LISTED ENTRIES:
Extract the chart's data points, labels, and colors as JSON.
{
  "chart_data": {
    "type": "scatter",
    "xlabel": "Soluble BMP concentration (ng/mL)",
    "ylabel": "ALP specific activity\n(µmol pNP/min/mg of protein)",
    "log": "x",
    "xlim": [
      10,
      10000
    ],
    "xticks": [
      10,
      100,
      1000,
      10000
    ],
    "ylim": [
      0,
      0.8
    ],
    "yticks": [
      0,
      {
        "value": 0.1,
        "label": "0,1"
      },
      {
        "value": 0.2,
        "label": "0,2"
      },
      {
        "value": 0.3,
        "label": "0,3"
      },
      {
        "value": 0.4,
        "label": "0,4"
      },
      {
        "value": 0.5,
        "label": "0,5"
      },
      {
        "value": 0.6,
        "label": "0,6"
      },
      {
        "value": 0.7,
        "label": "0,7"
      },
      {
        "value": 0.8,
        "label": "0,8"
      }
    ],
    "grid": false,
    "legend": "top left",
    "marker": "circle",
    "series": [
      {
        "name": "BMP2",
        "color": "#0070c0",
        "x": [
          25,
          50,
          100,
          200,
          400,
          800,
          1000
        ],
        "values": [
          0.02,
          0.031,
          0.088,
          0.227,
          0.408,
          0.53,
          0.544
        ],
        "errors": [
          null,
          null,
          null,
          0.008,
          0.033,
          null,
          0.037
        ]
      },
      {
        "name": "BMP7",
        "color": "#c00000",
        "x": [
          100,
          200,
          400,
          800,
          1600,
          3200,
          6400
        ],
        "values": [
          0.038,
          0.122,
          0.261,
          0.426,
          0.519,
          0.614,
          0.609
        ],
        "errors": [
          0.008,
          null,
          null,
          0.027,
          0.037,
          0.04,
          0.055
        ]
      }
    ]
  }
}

WHAT THE TASK REQUIRES: Please type the entries above out again exactly.

RESULT OF THE TASK:
Extract the chart's data points, labels, and colors as JSON.
{
  "chart_data": {
    "type": "scatter",
    "xlabel": "Soluble BMP concentration (ng/mL)",
    "ylabel": "ALP specific activity\n(µmol pNP/min/mg of protein)",
    "log": "x",
    "xlim": [
      10,
      10000
    ],
    "xticks": [
      10,
      100,
      1000,
      10000
    ],
    "ylim": [
      0,
      0.8
    ],
    "yticks": [
      0,
      {
        "value": 0.1,
        "label": "0,1"
      },
      {
        "value": 0.2,
        "label": "0,2"
      },
      {
        "value": 0.3,
        "label": "0,3"
      },
      {
        "value": 0.4,
        "label": "0,4"
      },
      {
        "value": 0.5,
        "label": "0,5"
      },
      {
        "value": 0.6,
        "label": "0,6"
      },
      {
        "value": 0.7,
        "label": "0,7"
      },
      {
        "value": 0.8,
        "label": "0,8"
      }
    ],
    "grid": false,
    "legend": "top left",
    "marker": "circle",
    "series": [
      {
        "name": "BMP2",
        "color": "#0070c0",
        "x": [
          25,
          50,
          100,
          200,
          400,
          800,
          1000
        ],
        "values": [
          0.02,
          0.031,
          0.088,
          0.227,
          0.408,
          0.53,
          0.544
        ],
        "errors": [
          null,
          null,
          null,
          0.008,
          0.033,
          null,
          0.037
        ]
      },
      {
        "name": "BMP7",
        "color": "#c00000",
        "x": [
          100,
          200,
          400,
          800,
          1600,
          3200,
          6400
        ],
        "values": [
          0.038,
          0.122,
          0.261,
          0.426,
          0.519,
          0.614,
          0.609
        ],
        "errors": [
          0.008,
          null,
          null,
          0.027,
          0.037,
          0.04,
          0.055
        ]
      }
    ]
  }
}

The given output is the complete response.